Please give the listing again, word for word, with nothing left out.

Stored entries:
* START *

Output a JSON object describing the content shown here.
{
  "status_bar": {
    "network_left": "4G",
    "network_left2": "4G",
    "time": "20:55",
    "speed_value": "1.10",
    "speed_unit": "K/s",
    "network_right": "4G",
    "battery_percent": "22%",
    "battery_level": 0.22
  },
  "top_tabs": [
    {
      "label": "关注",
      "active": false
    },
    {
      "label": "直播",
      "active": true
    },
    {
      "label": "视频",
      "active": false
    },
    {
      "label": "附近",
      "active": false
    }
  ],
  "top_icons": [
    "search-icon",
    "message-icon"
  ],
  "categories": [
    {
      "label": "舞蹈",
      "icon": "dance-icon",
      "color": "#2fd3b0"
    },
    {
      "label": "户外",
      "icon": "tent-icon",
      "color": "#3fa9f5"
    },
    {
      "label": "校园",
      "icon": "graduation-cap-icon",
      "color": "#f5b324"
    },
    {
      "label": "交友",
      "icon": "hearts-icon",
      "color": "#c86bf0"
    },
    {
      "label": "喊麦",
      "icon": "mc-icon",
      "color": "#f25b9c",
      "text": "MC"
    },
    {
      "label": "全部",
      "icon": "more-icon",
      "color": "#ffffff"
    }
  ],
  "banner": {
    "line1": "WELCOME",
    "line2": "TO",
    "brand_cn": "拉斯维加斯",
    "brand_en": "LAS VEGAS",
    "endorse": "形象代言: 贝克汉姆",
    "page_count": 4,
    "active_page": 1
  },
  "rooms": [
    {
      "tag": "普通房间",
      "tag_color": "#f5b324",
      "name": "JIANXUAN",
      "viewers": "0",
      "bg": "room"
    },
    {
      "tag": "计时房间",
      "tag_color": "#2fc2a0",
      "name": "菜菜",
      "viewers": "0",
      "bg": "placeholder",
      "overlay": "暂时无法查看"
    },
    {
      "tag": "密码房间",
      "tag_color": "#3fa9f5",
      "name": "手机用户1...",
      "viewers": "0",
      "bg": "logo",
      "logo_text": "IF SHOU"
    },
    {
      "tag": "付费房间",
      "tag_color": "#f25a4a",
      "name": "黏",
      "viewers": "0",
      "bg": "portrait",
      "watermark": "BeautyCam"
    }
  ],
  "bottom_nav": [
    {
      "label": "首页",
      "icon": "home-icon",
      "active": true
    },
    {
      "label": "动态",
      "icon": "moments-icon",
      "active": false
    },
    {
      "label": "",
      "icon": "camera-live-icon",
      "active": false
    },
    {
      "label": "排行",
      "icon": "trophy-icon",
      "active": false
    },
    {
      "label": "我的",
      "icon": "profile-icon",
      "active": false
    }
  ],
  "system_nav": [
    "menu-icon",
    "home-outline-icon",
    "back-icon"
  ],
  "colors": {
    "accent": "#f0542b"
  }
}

* END *

# [Worked solution]
Output a JSON object describing the content shown here.
{
  "status_bar": {
    "network_left": "4G",
    "network_left2": "4G",
    "time": "20:55",
    "speed_value": "1.10",
    "speed_unit": "K/s",
    "network_right": "4G",
    "battery_percent": "22%",
    "battery_level": 0.22
  },
  "top_tabs": [
    {
      "label": "关注",
      "active": false
    },
    {
      "label": "直播",
      "active": true
    },
    {
      "label": "视频",
      "active": false
    },
    {
      "label": "附近",
      "active": false
    }
  ],
  "top_icons": [
    "search-icon",
    "message-icon"
  ],
  "categories": [
    {
      "label": "舞蹈",
      "icon": "dance-icon",
      "color": "#2fd3b0"
    },
    {
      "label": "户外",
      "icon": "tent-icon",
      "color": "#3fa9f5"
    },
    {
      "label": "校园",
      "icon": "graduation-cap-icon",
      "color": "#f5b324"
    },
    {
      "label": "交友",
      "icon": "hearts-icon",
      "color": "#c86bf0"
    },
    {
      "label": "喊麦",
      "icon": "mc-icon",
      "color": "#f25b9c",
      "text": "MC"
    },
    {
      "label": "全部",
      "icon": "more-icon",
      "color": "#ffffff"
    }
  ],
  "banner": {
    "line1": "WELCOME",
    "line2": "TO",
    "brand_cn": "拉斯维加斯",
    "brand_en": "LAS VEGAS",
    "endorse": "形象代言: 贝克汉姆",
    "page_count": 4,
    "active_page": 1
  },
  "rooms": [
    {
      "tag": "普通房间",
      "tag_color": "#f5b324",
      "name": "JIANXUAN",
      "viewers": "0",
      "bg": "room"
    },
    {
      "tag": "计时房间",
      "tag_color": "#2fc2a0",
      "name": "菜菜",
      "viewers": "0",
      "bg": "placeholder",
      "overlay": "暂时无法查看"
    },
    {
      "tag": "密码房间",
      "tag_color": "#3fa9f5",
      "name": "手机用户1...",
      "viewers": "0",
      "bg": "logo",
      "logo_text": "IF SHOU"
    },
    {
      "tag": "付费房间",
      "tag_color": "#f25a4a",
      "name": "黏",
      "viewers": "0",
      "bg": "portrait",
      "watermark": "BeautyCam"
    }
  ],
  "bottom_nav": [
    {
      "label": "首页",
      "icon": "home-icon",
      "active": true
    },
    {
      "label": "动态",
      "icon": "moments-icon",
      "active": false
    },
    {
      "label": "",
      "icon": "camera-live-icon",
      "active": false
    },
    {
      "label": "排行",
      "icon": "trophy-icon",
      "active": false
    },
    {
      "label": "我的",
      "icon": "profile-icon",
      "active": false
    }
  ],
  "system_nav": [
    "menu-icon",
    "home-outline-icon",
    "back-icon"
  ],
  "colors": {
    "accent": "#f0542b"
  }
}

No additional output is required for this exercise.